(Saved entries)

* * * * *

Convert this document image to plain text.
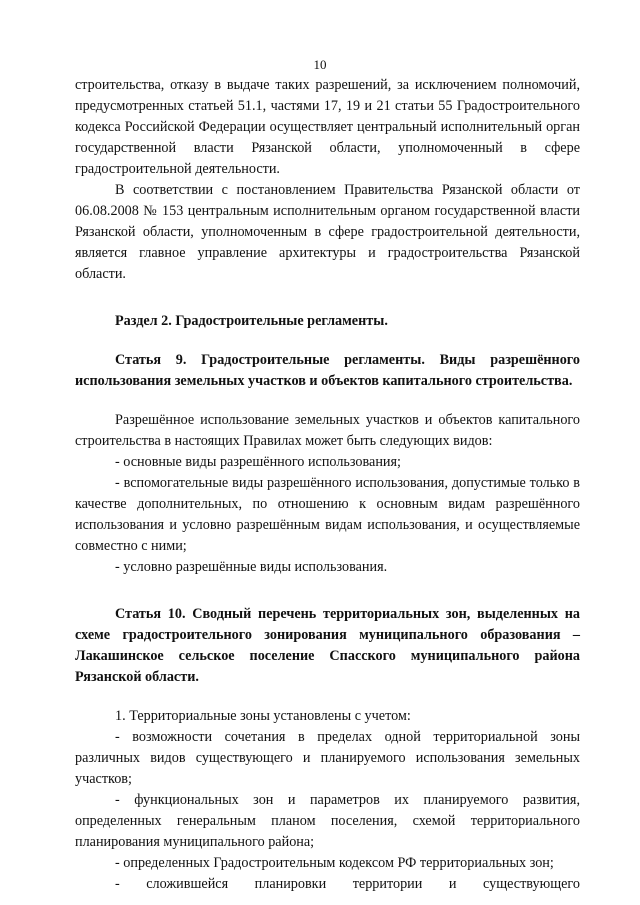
10

строительства, отказу в выдаче таких разрешений, за исключением полномочий, предусмотренных статьей 51.1, частями 17, 19 и 21 статьи 55 Градостроительного кодекса Российской Федерации осуществляет центральный исполнительный орган государственной власти Рязанской области, уполномоченный в сфере градостроительной деятельности.

В соответствии с постановлением Правительства Рязанской области от 06.08.2008 № 153 центральным исполнительным органом государственной власти Рязанской области, уполномоченным в сфере градостроительной деятельности, является главное управление архитектуры и градостроительства Рязанской области.

Раздел 2. Градостроительные регламенты.

Статья 9. Градостроительные регламенты. Виды разрешённого использования земельных участков и объектов капитального строительства.

Разрешённое использование земельных участков и объектов капитального строительства в настоящих Правилах может быть следующих видов:

- основные виды разрешённого использования;

- вспомогательные виды разрешённого использования, допустимые только в качестве дополнительных, по отношению к основным видам разрешённого использования и условно разрешённым видам использования, и осуществляемые совместно с ними;

- условно разрешённые виды использования.

Статья 10. Сводный перечень территориальных зон, выделенных на схеме градостроительного зонирования муниципального образования – Лакашинское сельское поселение Спасского муниципального района Рязанской области.

1. Территориальные зоны установлены с учетом:

- возможности сочетания в пределах одной территориальной зоны различных видов существующего и планируемого использования земельных участков;

- функциональных зон и параметров их планируемого развития, определенных генеральным планом поселения, схемой территориального планирования муниципального района;

- определенных Градостроительным кодексом РФ территориальных зон;

- сложившейся планировки территории и существующего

* * * * *

§ Task instructions:
From the listing, copy every line where the string "территориальных" appears.

§ Expected output:
Статья 10. Сводный перечень территориальных зон, выделенных на схеме градостроительного зонирования муниципального образования – Лакашинское сельское поселение Спасского муниципального района Рязанской области.
- определенных Градостроительным кодексом РФ территориальных зон;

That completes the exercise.